Supplied material.
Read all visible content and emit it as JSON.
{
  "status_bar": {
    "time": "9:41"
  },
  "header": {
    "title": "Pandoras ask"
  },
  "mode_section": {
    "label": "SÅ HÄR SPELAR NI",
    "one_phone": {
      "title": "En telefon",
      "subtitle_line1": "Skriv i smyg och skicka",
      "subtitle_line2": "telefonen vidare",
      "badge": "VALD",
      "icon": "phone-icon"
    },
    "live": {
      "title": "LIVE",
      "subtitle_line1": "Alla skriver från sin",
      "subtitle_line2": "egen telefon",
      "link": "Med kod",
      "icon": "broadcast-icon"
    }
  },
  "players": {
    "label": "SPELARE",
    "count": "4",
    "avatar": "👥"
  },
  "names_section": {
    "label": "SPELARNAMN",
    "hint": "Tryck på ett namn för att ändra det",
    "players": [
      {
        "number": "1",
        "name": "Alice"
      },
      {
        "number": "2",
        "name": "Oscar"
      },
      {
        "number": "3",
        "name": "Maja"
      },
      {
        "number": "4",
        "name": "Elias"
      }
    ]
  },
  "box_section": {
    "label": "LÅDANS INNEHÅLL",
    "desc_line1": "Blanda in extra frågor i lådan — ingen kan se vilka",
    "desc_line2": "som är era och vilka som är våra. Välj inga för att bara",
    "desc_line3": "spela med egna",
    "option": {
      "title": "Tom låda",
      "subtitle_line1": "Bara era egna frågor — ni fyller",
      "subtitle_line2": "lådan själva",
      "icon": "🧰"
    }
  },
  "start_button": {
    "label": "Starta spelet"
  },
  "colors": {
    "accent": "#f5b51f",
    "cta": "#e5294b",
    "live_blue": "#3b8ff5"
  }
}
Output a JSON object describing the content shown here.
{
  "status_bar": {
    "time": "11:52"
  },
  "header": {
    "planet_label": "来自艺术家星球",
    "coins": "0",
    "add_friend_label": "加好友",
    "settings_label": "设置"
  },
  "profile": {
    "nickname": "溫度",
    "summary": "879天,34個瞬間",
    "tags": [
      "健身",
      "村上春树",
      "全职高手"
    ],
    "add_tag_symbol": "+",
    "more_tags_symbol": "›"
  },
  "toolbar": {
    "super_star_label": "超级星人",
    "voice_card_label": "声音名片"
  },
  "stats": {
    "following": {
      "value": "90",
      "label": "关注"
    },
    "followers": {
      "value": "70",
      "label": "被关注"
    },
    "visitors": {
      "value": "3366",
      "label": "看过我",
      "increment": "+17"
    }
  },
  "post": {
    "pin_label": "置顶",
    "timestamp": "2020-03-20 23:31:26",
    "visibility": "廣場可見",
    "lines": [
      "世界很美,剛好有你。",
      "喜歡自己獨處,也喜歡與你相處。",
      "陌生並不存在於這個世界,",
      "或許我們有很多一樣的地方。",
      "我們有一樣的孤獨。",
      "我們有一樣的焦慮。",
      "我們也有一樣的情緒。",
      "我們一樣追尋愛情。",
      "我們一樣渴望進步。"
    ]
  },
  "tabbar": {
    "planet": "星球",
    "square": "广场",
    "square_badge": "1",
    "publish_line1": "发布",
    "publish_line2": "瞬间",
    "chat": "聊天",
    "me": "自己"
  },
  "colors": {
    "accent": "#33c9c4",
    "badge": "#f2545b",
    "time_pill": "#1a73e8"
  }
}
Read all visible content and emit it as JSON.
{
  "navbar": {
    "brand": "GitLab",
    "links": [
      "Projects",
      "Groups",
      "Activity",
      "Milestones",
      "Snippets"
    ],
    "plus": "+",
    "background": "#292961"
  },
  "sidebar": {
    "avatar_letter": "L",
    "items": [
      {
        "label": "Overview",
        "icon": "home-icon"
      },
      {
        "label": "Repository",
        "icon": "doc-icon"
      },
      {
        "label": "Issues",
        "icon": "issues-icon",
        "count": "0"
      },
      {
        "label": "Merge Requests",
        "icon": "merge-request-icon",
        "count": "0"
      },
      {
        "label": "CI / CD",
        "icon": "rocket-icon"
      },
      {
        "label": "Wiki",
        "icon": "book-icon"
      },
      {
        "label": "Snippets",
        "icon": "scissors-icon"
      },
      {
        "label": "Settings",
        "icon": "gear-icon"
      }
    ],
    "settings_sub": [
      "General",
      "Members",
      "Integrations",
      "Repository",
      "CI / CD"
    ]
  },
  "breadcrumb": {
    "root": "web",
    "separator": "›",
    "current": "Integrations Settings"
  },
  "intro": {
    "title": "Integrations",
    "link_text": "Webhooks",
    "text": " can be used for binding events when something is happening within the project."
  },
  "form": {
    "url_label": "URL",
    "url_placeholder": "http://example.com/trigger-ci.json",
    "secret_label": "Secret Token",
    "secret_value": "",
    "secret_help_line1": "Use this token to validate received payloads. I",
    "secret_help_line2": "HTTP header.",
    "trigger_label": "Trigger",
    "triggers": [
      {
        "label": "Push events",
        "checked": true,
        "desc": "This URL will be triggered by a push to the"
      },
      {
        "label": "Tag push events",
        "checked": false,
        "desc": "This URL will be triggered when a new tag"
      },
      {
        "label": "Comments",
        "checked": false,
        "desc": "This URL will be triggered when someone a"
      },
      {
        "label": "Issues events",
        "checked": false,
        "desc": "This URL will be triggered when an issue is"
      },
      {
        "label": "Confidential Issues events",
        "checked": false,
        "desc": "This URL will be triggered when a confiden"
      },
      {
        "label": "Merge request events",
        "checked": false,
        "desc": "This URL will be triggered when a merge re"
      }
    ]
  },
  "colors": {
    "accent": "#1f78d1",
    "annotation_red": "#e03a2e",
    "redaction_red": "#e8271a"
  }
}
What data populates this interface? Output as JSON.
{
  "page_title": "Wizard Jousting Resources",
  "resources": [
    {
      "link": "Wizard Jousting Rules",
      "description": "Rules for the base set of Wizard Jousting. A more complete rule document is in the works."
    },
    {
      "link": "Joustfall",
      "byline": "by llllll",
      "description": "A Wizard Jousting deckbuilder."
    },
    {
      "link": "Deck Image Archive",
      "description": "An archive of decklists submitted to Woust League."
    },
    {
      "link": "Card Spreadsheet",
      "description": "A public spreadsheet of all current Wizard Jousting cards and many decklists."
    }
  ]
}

Your task. All of the data shown above must be copied exactly.

Final result.
Read all visible content and emit it as JSON.
{
  "status_bar": {
    "time": "9:41"
  },
  "header": {
    "title": "Pandoras ask"
  },
  "mode_section": {
    "label": "SÅ HÄR SPELAR NI",
    "one_phone": {
      "title": "En telefon",
      "subtitle_line1": "Skriv i smyg och skicka",
      "subtitle_line2": "telefonen vidare",
      "badge": "VALD",
      "icon": "phone-icon"
    },
    "live": {
      "title": "LIVE",
      "subtitle_line1": "Alla skriver från sin",
      "subtitle_line2": "egen telefon",
      "link": "Med kod",
      "icon": "broadcast-icon"
    }
  },
  "players": {
    "label": "SPELARE",
    "count": "4",
    "avatar": "👥"
  },
  "names_section": {
    "label": "SPELARNAMN",
    "hint": "Tryck på ett namn för att ändra det",
    "players": [
      {
        "number": "1",
        "name": "Alice"
      },
      {
        "number": "2",
        "name": "Oscar"
      },
      {
        "number": "3",
        "name": "Maja"
      },
      {
        "number": "4",
        "name": "Elias"
      }
    ]
  },
  "box_section": {
    "label": "LÅDANS INNEHÅLL",
    "desc_line1": "Blanda in extra frågor i lådan — ingen kan se vilka",
    "desc_line2": "som är era och vilka som är våra. Välj inga för att bara",
    "desc_line3": "spela med egna",
    "option": {
      "title": "Tom låda",
      "subtitle_line1": "Bara era egna frågor — ni fyller",
      "subtitle_line2": "lådan själva",
      "icon": "🧰"
    }
  },
  "start_button": {
    "label": "Starta spelet"
  },
  "colors": {
    "accent": "#f5b51f",
    "cta": "#e5294b",
    "live_blue": "#3b8ff5"
  }
}
Output a JSON object describing the content shown here.
{
  "status_bar": {
    "time": "11:52"
  },
  "header": {
    "planet_label": "来自艺术家星球",
    "coins": "0",
    "add_friend_label": "加好友",
    "settings_label": "设置"
  },
  "profile": {
    "nickname": "溫度",
    "summary": "879天,34個瞬間",
    "tags": [
      "健身",
      "村上春树",
      "全职高手"
    ],
    "add_tag_symbol": "+",
    "more_tags_symbol": "›"
  },
  "toolbar": {
    "super_star_label": "超级星人",
    "voice_card_label": "声音名片"
  },
  "stats": {
    "following": {
      "value": "90",
      "label": "关注"
    },
    "followers": {
      "value": "70",
      "label": "被关注"
    },
    "visitors": {
      "value": "3366",
      "label": "看过我",
      "increment": "+17"
    }
  },
  "post": {
    "pin_label": "置顶",
    "timestamp": "2020-03-20 23:31:26",
    "visibility": "廣場可見",
    "lines": [
      "世界很美,剛好有你。",
      "喜歡自己獨處,也喜歡與你相處。",
      "陌生並不存在於這個世界,",
      "或許我們有很多一樣的地方。",
      "我們有一樣的孤獨。",
      "我們有一樣的焦慮。",
      "我們也有一樣的情緒。",
      "我們一樣追尋愛情。",
      "我們一樣渴望進步。"
    ]
  },
  "tabbar": {
    "planet": "星球",
    "square": "广场",
    "square_badge": "1",
    "publish_line1": "发布",
    "publish_line2": "瞬间",
    "chat": "聊天",
    "me": "自己"
  },
  "colors": {
    "accent": "#33c9c4",
    "badge": "#f2545b",
    "time_pill": "#1a73e8"
  }
}
Read all visible content and emit it as JSON.
{
  "navbar": {
    "brand": "GitLab",
    "links": [
      "Projects",
      "Groups",
      "Activity",
      "Milestones",
      "Snippets"
    ],
    "plus": "+",
    "background": "#292961"
  },
  "sidebar": {
    "avatar_letter": "L",
    "items": [
      {
        "label": "Overview",
        "icon": "home-icon"
      },
      {
        "label": "Repository",
        "icon": "doc-icon"
      },
      {
        "label": "Issues",
        "icon": "issues-icon",
        "count": "0"
      },
      {
        "label": "Merge Requests",
        "icon": "merge-request-icon",
        "count": "0"
      },
      {
        "label": "CI / CD",
        "icon": "rocket-icon"
      },
      {
        "label": "Wiki",
        "icon": "book-icon"
      },
      {
        "label": "Snippets",
        "icon": "scissors-icon"
      },
      {
        "label": "Settings",
        "icon": "gear-icon"
      }
    ],
    "settings_sub": [
      "General",
      "Members",
      "Integrations",
      "Repository",
      "CI / CD"
    ]
  },
  "breadcrumb": {
    "root": "web",
    "separator": "›",
    "current": "Integrations Settings"
  },
  "intro": {
    "title": "Integrations",
    "link_text": "Webhooks",
    "text": " can be used for binding events when something is happening within the project."
  },
  "form": {
    "url_label": "URL",
    "url_placeholder": "http://example.com/trigger-ci.json",
    "secret_label": "Secret Token",
    "secret_value": "",
    "secret_help_line1": "Use this token to validate received payloads. I",
    "secret_help_line2": "HTTP header.",
    "trigger_label": "Trigger",
    "triggers": [
      {
        "label": "Push events",
        "checked": true,
        "desc": "This URL will be triggered by a push to the"
      },
      {
        "label": "Tag push events",
        "checked": false,
        "desc": "This URL will be triggered when a new tag"
      },
      {
        "label": "Comments",
        "checked": false,
        "desc": "This URL will be triggered when someone a"
      },
      {
        "label": "Issues events",
        "checked": false,
        "desc": "This URL will be triggered when an issue is"
      },
      {
        "label": "Confidential Issues events",
        "checked": false,
        "desc": "This URL will be triggered when a confiden"
      },
      {
        "label": "Merge request events",
        "checked": false,
        "desc": "This URL will be triggered when a merge re"
      }
    ]
  },
  "colors": {
    "accent": "#1f78d1",
    "annotation_red": "#e03a2e",
    "redaction_red": "#e8271a"
  }
}
What data populates this interface? Output as JSON.
{
  "page_title": "Wizard Jousting Resources",
  "resources": [
    {
      "link": "Wizard Jousting Rules",
      "description": "Rules for the base set of Wizard Jousting. A more complete rule document is in the works."
    },
    {
      "link": "Joustfall",
      "byline": "by llllll",
      "description": "A Wizard Jousting deckbuilder."
    },
    {
      "link": "Deck Image Archive",
      "description": "An archive of decklists submitted to Woust League."
    },
    {
      "link": "Card Spreadsheet",
      "description": "A public spreadsheet of all current Wizard Jousting cards and many decklists."
    }
  ]
}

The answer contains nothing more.